— Start of PROVIDED ENTRIES —

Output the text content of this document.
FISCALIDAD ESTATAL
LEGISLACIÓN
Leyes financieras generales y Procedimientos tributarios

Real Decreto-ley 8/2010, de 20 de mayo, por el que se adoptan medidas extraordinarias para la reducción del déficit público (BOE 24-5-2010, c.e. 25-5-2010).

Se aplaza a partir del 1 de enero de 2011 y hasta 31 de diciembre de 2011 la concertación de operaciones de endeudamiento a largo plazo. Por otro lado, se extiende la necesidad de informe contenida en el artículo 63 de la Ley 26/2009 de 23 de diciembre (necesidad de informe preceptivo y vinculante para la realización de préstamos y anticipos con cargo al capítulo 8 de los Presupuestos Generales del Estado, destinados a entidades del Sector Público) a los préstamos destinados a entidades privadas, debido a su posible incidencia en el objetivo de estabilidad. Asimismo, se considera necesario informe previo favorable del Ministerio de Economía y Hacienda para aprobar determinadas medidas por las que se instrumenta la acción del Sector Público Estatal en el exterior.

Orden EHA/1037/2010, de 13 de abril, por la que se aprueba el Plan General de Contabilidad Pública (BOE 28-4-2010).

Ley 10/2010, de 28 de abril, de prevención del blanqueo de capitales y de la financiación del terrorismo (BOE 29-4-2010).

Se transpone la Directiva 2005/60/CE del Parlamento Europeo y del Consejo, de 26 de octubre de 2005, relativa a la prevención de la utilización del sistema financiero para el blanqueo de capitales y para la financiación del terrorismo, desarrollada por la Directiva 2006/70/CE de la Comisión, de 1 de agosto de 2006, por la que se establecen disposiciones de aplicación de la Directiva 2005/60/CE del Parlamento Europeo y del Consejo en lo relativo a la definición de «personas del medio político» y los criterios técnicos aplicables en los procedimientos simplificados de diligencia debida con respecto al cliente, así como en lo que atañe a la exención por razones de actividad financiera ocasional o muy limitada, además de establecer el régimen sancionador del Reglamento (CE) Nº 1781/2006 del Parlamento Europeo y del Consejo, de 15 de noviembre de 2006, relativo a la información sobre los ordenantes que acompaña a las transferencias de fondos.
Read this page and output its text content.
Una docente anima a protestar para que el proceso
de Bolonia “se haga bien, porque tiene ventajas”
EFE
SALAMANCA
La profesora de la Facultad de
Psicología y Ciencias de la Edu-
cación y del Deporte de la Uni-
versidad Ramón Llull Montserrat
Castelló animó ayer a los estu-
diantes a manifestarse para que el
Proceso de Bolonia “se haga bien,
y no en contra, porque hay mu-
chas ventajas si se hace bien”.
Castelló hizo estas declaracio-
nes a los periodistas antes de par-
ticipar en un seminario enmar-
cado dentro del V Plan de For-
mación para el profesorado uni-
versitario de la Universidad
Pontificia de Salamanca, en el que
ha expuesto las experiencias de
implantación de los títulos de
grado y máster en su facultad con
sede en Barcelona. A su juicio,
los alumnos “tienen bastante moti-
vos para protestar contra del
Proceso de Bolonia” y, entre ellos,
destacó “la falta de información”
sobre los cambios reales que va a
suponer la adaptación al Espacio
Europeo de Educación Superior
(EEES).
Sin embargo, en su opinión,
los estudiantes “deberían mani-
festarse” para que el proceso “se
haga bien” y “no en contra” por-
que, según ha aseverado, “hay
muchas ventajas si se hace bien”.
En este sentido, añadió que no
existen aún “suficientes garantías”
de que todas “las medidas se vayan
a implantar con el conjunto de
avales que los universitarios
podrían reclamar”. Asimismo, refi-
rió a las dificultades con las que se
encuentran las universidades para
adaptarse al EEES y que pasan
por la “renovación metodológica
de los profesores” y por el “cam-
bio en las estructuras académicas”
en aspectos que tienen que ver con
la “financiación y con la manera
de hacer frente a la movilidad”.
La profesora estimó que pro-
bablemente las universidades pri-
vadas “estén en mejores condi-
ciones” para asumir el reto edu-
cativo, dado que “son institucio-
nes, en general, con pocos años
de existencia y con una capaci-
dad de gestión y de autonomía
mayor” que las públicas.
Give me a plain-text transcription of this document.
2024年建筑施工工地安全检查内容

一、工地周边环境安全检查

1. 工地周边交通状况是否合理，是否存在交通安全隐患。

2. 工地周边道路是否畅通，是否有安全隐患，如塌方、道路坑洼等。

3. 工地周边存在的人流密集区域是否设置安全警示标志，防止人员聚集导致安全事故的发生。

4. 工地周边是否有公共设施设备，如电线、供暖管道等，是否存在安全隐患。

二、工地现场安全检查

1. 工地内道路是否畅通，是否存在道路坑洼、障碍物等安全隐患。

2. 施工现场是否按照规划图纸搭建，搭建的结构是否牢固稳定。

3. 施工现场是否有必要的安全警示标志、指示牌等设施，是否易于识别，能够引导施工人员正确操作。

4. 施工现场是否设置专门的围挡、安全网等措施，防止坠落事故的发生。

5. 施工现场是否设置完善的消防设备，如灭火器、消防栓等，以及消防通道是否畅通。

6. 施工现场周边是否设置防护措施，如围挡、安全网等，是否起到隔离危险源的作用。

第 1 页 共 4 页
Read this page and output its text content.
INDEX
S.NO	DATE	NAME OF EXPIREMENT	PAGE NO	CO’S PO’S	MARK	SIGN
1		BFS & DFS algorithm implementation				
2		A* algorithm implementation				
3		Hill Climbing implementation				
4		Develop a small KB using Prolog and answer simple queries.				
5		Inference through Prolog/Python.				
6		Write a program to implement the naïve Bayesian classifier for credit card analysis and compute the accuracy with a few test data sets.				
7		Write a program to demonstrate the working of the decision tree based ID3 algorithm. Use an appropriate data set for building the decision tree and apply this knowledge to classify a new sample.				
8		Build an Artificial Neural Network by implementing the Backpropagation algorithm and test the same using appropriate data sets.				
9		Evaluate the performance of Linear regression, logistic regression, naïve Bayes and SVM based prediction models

— End of PROVIDED ENTRIES —

** EXERCISE **
Which lines include the word "universidades"? Copy every one of them.

** RESPONSE TO THE TASK **
encuentran las universidades para
bablemente las universidades pri-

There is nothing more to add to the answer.